- **What you need to do**:
Copy the part of the data that opens with the line containing "label: Billing: Billing [72, 527, 182, 565]" and closes with the last line of the data, replacing "calculator" with "adding machine" and keeping everything else unchanged.

** BEGIN Provided records **

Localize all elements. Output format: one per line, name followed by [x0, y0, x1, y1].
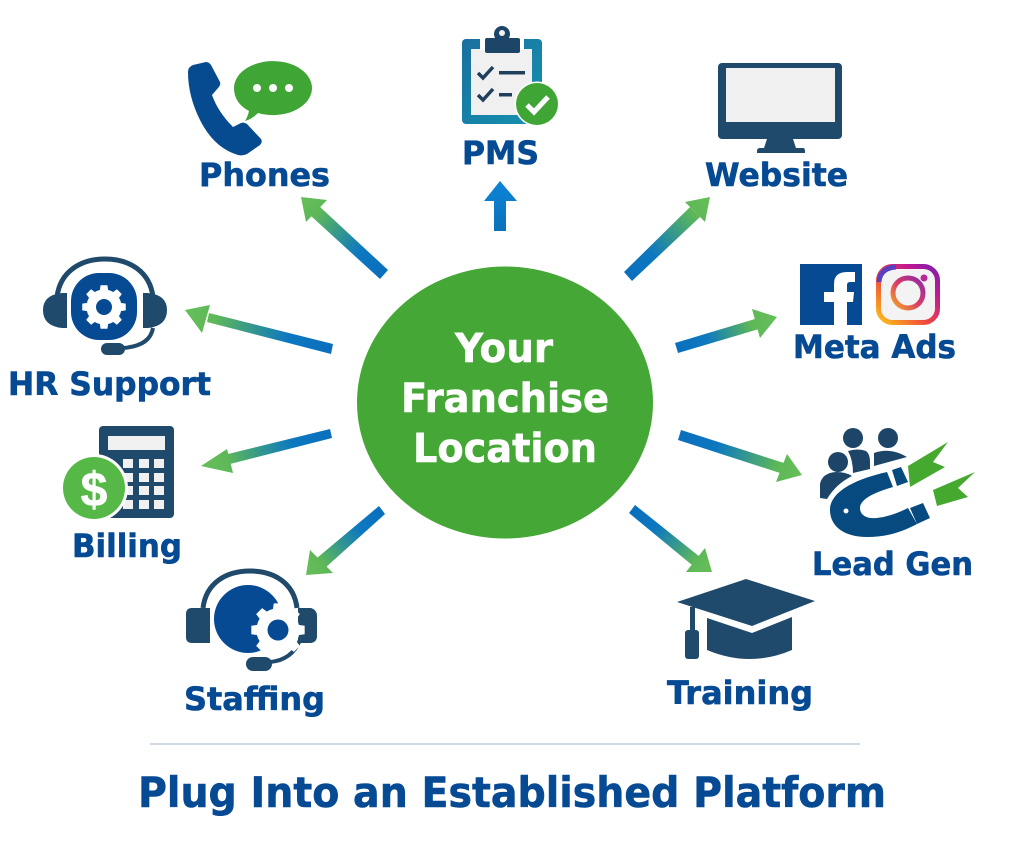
label: Billing: Billing [72, 527, 182, 565]
arrow: to Lead Gen [678, 430, 802, 482]
arrow: to Phones [301, 197, 388, 279]
icon: phone with chat bubble [188, 61, 312, 155]
label: Staffing: Staffing [184, 680, 325, 718]
center circle: Your Franchise Location [357, 266, 653, 538]
arrow: to Staffing [306, 506, 385, 575]
icon: staffing headset with gear [186, 571, 317, 671]
label: PMS: PMS [462, 134, 539, 172]
icon: people and magnet with lightning [820, 428, 975, 537]
icon: calculator with dollar coin [60, 426, 174, 522]
icon: HR headset with gear [43, 259, 167, 355]
label: Meta Ads: Meta Ads [793, 328, 956, 366]
icon: graduation cap [677, 579, 815, 659]
center circle: Your Franchise Location: Location [413, 426, 597, 472]
label: Website: Website [705, 156, 848, 194]
icon: clipboard checklist [462, 26, 560, 126]
arrow: to Meta Ads [675, 309, 777, 353]
label: Training: Training [667, 674, 813, 712]
center circle: Your Franchise Location: Your [454, 326, 553, 372]
arrow: to PMS [484, 181, 517, 231]
label: Lead Gen: Lead Gen [812, 545, 973, 583]
title: Plug Into an Established Platform: Plug Into an Established Platform [138, 768, 886, 817]
icon: desktop monitor [718, 63, 842, 153]
arrow: to HR Support [185, 305, 333, 354]
arrow: to Billing [201, 429, 332, 473]
label: HR Support: HR Support [8, 365, 211, 403]
arrow: to Website [624, 197, 710, 281]
arrow: to Training [629, 505, 712, 572]
label: Phones: Phones [199, 156, 330, 194]
icon: Instagram logo [878, 266, 938, 322]
icon: calculator with dollar coin: $ [81, 464, 108, 517]
icon: Facebook logo [800, 264, 862, 325]
center circle: Your Franchise Location: Franchise [401, 376, 609, 422]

** END Provided records **

- **Completed task**:
label: Billing: Billing [72, 527, 182, 565]
arrow: to Lead Gen [678, 430, 802, 482]
arrow: to Phones [301, 197, 388, 279]
icon: phone with chat bubble [188, 61, 312, 155]
label: Staffing: Staffing [184, 680, 325, 718]
center circle: Your Franchise Location [357, 266, 653, 538]
arrow: to Staffing [306, 506, 385, 575]
icon: staffing headset with gear [186, 571, 317, 671]
label: PMS: PMS [462, 134, 539, 172]
icon: people and magnet with lightning [820, 428, 975, 537]
icon: adding machine with dollar coin [60, 426, 174, 522]
icon: HR headset with gear [43, 259, 167, 355]
label: Meta Ads: Meta Ads [793, 328, 956, 366]
icon: graduation cap [677, 579, 815, 659]
center circle: Your Franchise Location: Location [413, 426, 597, 472]
label: Website: Website [705, 156, 848, 194]
icon: clipboard checklist [462, 26, 560, 126]
arrow: to Meta Ads [675, 309, 777, 353]
label: Training: Training [667, 674, 813, 712]
center circle: Your Franchise Location: Your [454, 326, 553, 372]
arrow: to PMS [484, 181, 517, 231]
label: Lead Gen: Lead Gen [812, 545, 973, 583]
title: Plug Into an Established Platform: Plug Into an Established Platform [138, 768, 886, 817]
icon: desktop monitor [718, 63, 842, 153]
arrow: to HR Support [185, 305, 333, 354]
arrow: to Billing [201, 429, 332, 473]
label: HR Support: HR Support [8, 365, 211, 403]
arrow: to Website [624, 197, 710, 281]
arrow: to Training [629, 505, 712, 572]
label: Phones: Phones [199, 156, 330, 194]
icon: Instagram logo [878, 266, 938, 322]
icon: adding machine with dollar coin: $ [81, 464, 108, 517]
icon: Facebook logo [800, 264, 862, 325]
center circle: Your Franchise Location: Franchise [401, 376, 609, 422]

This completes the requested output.